## Metin
Korona Virüs tüm dünyada hayatı durma noktasına getirdi. Hepimiz evlerimizde karantina altındayız. Üretim ile uğraşmayan masa başı çalışanlar evden çalışabiliyor, peki üretim yapanlar ya da ticari akışın devam etmesinde sahada çalışmak zorunda olanlar ne yapıyor onlar çarkların dönmesi için görev yerlerinde çalışmaya devam ediyorlar çünkü üretim durursa, hayatta durur.  

Birde korona nedeniyle üretimi yavaşlatan ya da kepenkleri kapatan işveren ile işlerine son verilen ya da zorunlu ücretsiz izne ayrılanlar var. Korona Virüs nedeniyle ekonomik tedbir alan birçok işveren, işçi çıkartıyor ya da ücretsiz izin kullandırıyor. Zaten işsizlik oranlarının yüksek olduğu ülkemizde korona kriziyle birlikte sayının daha da artması tehlikesiyle karşı karşıyayız.

Uluslararası çalışma örgütü “ILO” yaklaşık 20 gün önce bir rapor yayınlayarak uyarmıştı. Eğer tüm dünyada hükümetler gerekli önlemleri almazsa bu korona virüsü salgını süresince 25 milyon kişi işini kaybedecek demişti. Ülkemizde geniş tanımlı işsizlik sayısı 7,5 milyona çıkmış durumda. 2019 yılı işsizlik rakamları hedeflenenin çok üzerinde gerçekleşti. Dar tanımlı işsiz sayısı 4,5 milyon. 2019 yılında bir milyon yeni istihdam hedefi vardı tam tersine bir önceki yıla göre istihdam 658 bin kişi azaldı. İşçi Sendikalarına göre; bu tablonun üstüne bir de korona salgını eklendiğinde eğer önlemler alınmaz ve işten çıkarmalar yasaklanmazsa devlet bütün çalışanların işini güvence altına alacak adımlar atmazsa en az 1 milyon yeni işsiz olması söz konusu.

Bu bağlamda; Korona virüs önlemleri kapsamında yeni bir torba yasa düzenlemesi meclise getiriliyor. 62 maddeden oluşan yeni torba yasa teklifiyle geçici istihdam güvence altına alınacak. İş kanununa eklenecek geçici madde ile her türlü işçinin sözleşmesinin işveren tarafından üç ay süreyle fesih edilmesi yasaklanacak. Cumhurbaşkanı fesih yasağı süresini altı aya kadar uzatmaya yetkili olacak. Ancak fesih yasağı boyunca işveren işçiyi ücretsiz izne ayırabilecek.

Bu süre boyunca çalışana, işsizlik sigortası fonundan günlük 39,24 TL nakit ücret desteği verilecek. Eğer işveren ücretsiz izne çıkardığı işçiyi çalıştırırsa ön görülen para cezasının 4 katı ceza uygulanacak. İşten çıkartılmaların 3 ay ertelenmesi işçiyi memnun etse de, işverene işçiyi ücretsiz izne ayırabilme hakkının tanınması işvereni memnun ederken, işçi ve işçi sendikalarını memnun etmeyecektir. Hükümet işçi ve işvereni ilgilendiren yeni torba yasa düzenlemesini meclis gündemine getirecek. Bakalım muhalefet partilerinin ve işçi sendikalarının yeni torba yasaya tepkileri nasıl olacak hep birlikte göreceğiz.

## Görev
Metnin "Bu süre boyunca" ifadesinden "hep birlikte göreceğiz." ifadesine kadar olan bölümünü, "nakit ücret desteği" yerine "nakit gelir desteği" koyarak güncelleyin ve yeniden yazın. Veriler metinle herhangi bir bağlantı taşımamaktadır.

## Mevcut Veriler

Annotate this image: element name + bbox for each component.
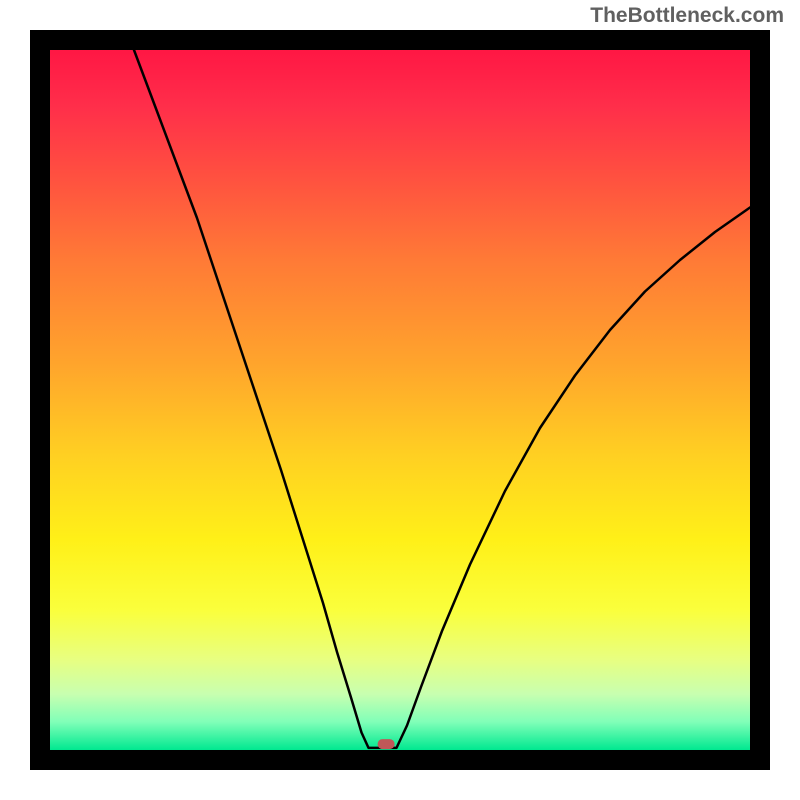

## Çözülmüş Problem
Bu süre boyunca çalışana, işsizlik sigortası fonundan günlük 39,24 TL nakit gelir desteği verilecek. Eğer işveren ücretsiz izne çıkardığı işçiyi çalıştırırsa ön görülen para cezasının 4 katı ceza uygulanacak. İşten çıkartılmaların 3 ay ertelenmesi işçiyi memnun etse de, işverene işçiyi ücretsiz izne ayırabilme hakkının tanınması işvereni memnun ederken, işçi ve işçi sendikalarını memnun etmeyecektir. Hükümet işçi ve işvereni ilgilendiren yeni torba yasa düzenlemesini meclis gündemine getirecek. Bakalım muhalefet partilerinin ve işçi sendikalarının yeni torba yasaya tepkileri nasıl olacak hep birlikte göreceğiz.